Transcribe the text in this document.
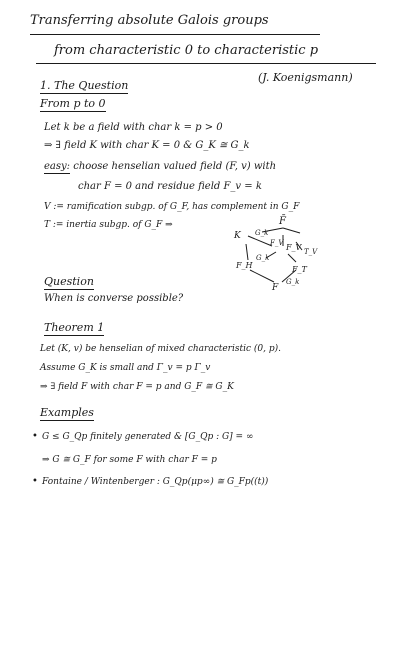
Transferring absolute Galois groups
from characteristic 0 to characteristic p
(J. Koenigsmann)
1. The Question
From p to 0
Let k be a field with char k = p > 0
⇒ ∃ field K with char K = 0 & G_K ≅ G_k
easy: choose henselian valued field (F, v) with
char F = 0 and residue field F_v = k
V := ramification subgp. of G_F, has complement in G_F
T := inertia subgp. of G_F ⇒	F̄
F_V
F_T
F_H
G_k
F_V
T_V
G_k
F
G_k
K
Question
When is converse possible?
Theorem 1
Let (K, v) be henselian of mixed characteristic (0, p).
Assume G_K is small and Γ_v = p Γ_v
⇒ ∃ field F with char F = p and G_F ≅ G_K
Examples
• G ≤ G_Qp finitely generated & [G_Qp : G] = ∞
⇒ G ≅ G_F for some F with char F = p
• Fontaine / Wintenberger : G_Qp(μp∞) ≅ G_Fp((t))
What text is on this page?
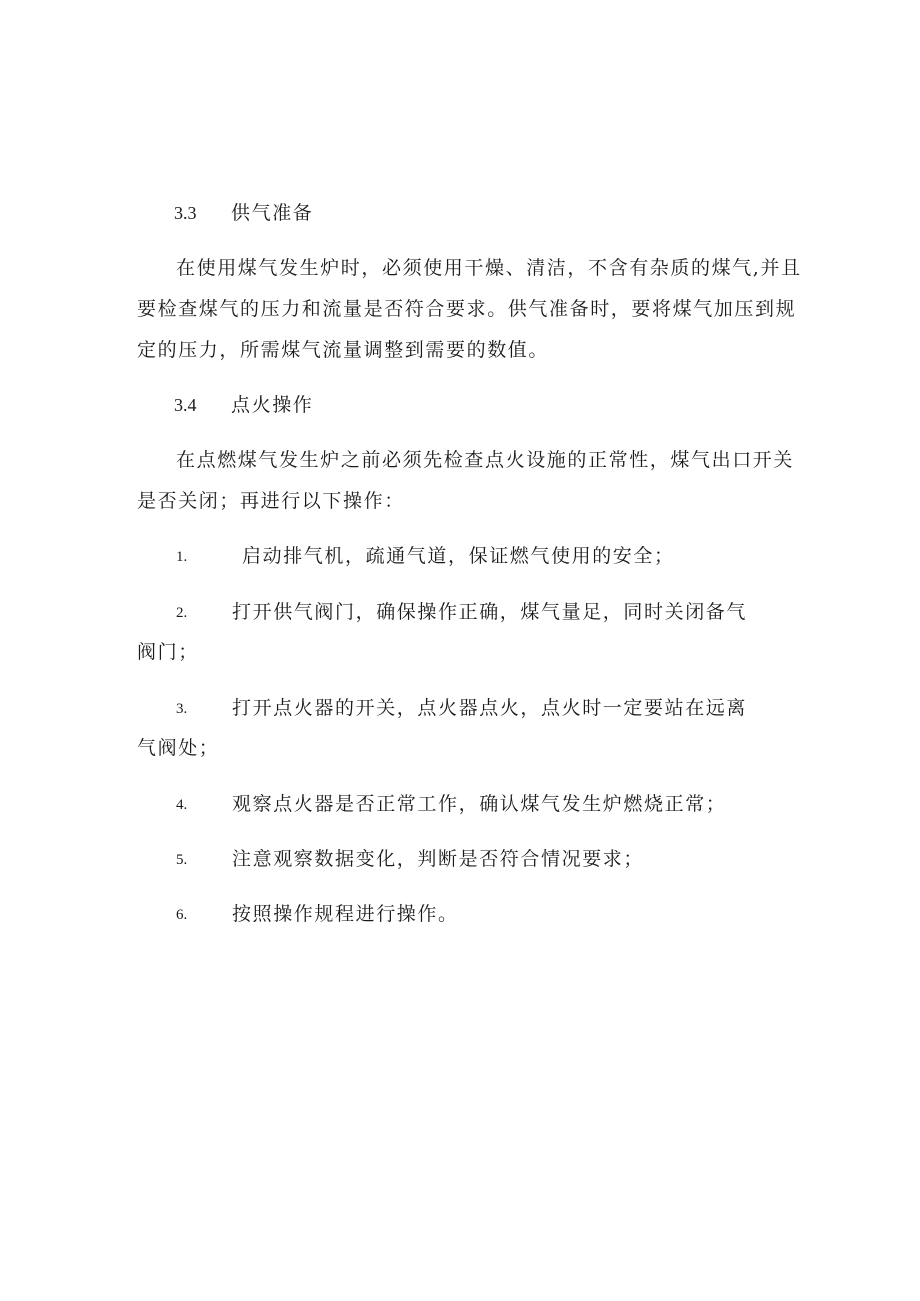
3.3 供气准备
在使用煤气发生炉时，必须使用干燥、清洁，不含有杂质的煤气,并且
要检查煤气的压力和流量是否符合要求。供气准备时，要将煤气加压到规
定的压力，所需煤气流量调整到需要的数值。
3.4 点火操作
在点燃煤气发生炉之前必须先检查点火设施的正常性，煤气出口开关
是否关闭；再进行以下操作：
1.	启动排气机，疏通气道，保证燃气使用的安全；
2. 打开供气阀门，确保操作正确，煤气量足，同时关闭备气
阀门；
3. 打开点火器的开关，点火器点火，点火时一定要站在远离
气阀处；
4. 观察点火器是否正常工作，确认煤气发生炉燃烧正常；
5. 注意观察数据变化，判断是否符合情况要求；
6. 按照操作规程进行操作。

□ □ □ □ □ □ □

GIVEN REQUEST: Report the number of lines in the listing above that include the word "field", and nothing else.

FULL ANSWER: 5